* [Available records]:

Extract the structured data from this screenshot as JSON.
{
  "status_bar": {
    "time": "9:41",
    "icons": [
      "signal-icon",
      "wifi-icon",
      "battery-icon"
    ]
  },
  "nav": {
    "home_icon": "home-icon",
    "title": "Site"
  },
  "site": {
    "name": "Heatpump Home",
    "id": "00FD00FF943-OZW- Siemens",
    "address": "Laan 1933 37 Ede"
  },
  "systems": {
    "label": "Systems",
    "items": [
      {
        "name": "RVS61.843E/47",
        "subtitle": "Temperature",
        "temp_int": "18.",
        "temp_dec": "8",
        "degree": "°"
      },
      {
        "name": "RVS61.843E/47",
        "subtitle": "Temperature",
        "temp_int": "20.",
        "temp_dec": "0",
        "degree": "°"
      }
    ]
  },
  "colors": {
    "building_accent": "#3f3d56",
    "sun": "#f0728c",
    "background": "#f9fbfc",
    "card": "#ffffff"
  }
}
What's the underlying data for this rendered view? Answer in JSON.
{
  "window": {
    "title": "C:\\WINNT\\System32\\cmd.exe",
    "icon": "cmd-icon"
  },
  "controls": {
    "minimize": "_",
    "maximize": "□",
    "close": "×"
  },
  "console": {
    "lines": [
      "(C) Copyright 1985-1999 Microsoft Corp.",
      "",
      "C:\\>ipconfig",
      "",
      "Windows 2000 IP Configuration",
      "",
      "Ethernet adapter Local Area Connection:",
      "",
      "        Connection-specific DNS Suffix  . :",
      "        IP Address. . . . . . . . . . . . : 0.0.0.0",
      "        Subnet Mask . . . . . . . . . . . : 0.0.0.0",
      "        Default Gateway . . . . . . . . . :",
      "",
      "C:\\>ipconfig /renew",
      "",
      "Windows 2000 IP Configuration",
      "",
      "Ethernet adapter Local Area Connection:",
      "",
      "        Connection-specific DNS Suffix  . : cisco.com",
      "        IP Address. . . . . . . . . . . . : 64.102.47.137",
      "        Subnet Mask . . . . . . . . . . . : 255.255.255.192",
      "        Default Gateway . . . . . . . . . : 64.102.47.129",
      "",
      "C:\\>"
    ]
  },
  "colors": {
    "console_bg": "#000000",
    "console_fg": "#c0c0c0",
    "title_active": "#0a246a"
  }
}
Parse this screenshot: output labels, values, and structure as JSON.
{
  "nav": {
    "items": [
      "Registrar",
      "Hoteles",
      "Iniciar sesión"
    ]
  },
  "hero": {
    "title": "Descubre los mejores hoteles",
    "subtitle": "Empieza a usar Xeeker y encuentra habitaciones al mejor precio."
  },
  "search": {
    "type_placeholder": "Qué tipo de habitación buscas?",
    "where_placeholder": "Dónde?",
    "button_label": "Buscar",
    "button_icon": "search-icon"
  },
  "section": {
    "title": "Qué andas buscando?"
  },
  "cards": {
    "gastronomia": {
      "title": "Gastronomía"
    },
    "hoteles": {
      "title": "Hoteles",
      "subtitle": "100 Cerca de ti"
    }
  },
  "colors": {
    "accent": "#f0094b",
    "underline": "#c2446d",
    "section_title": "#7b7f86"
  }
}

* [What is asked]: Return the whole listing exactly, with every line included.

* [Answer in full]:
Extract the structured data from this screenshot as JSON.
{
  "status_bar": {
    "time": "9:41",
    "icons": [
      "signal-icon",
      "wifi-icon",
      "battery-icon"
    ]
  },
  "nav": {
    "home_icon": "home-icon",
    "title": "Site"
  },
  "site": {
    "name": "Heatpump Home",
    "id": "00FD00FF943-OZW- Siemens",
    "address": "Laan 1933 37 Ede"
  },
  "systems": {
    "label": "Systems",
    "items": [
      {
        "name": "RVS61.843E/47",
        "subtitle": "Temperature",
        "temp_int": "18.",
        "temp_dec": "8",
        "degree": "°"
      },
      {
        "name": "RVS61.843E/47",
        "subtitle": "Temperature",
        "temp_int": "20.",
        "temp_dec": "0",
        "degree": "°"
      }
    ]
  },
  "colors": {
    "building_accent": "#3f3d56",
    "sun": "#f0728c",
    "background": "#f9fbfc",
    "card": "#ffffff"
  }
}
What's the underlying data for this rendered view? Answer in JSON.
{
  "window": {
    "title": "C:\\WINNT\\System32\\cmd.exe",
    "icon": "cmd-icon"
  },
  "controls": {
    "minimize": "_",
    "maximize": "□",
    "close": "×"
  },
  "console": {
    "lines": [
      "(C) Copyright 1985-1999 Microsoft Corp.",
      "",
      "C:\\>ipconfig",
      "",
      "Windows 2000 IP Configuration",
      "",
      "Ethernet adapter Local Area Connection:",
      "",
      "        Connection-specific DNS Suffix  . :",
      "        IP Address. . . . . . . . . . . . : 0.0.0.0",
      "        Subnet Mask . . . . . . . . . . . : 0.0.0.0",
      "        Default Gateway . . . . . . . . . :",
      "",
      "C:\\>ipconfig /renew",
      "",
      "Windows 2000 IP Configuration",
      "",
      "Ethernet adapter Local Area Connection:",
      "",
      "        Connection-specific DNS Suffix  . : cisco.com",
      "        IP Address. . . . . . . . . . . . : 64.102.47.137",
      "        Subnet Mask . . . . . . . . . . . : 255.255.255.192",
      "        Default Gateway . . . . . . . . . : 64.102.47.129",
      "",
      "C:\\>"
    ]
  },
  "colors": {
    "console_bg": "#000000",
    "console_fg": "#c0c0c0",
    "title_active": "#0a246a"
  }
}
Parse this screenshot: output labels, values, and structure as JSON.
{
  "nav": {
    "items": [
      "Registrar",
      "Hoteles",
      "Iniciar sesión"
    ]
  },
  "hero": {
    "title": "Descubre los mejores hoteles",
    "subtitle": "Empieza a usar Xeeker y encuentra habitaciones al mejor precio."
  },
  "search": {
    "type_placeholder": "Qué tipo de habitación buscas?",
    "where_placeholder": "Dónde?",
    "button_label": "Buscar",
    "button_icon": "search-icon"
  },
  "section": {
    "title": "Qué andas buscando?"
  },
  "cards": {
    "gastronomia": {
      "title": "Gastronomía"
    },
    "hoteles": {
      "title": "Hoteles",
      "subtitle": "100 Cerca de ti"
    }
  },
  "colors": {
    "accent": "#f0094b",
    "underline": "#c2446d",
    "section_title": "#7b7f86"
  }
}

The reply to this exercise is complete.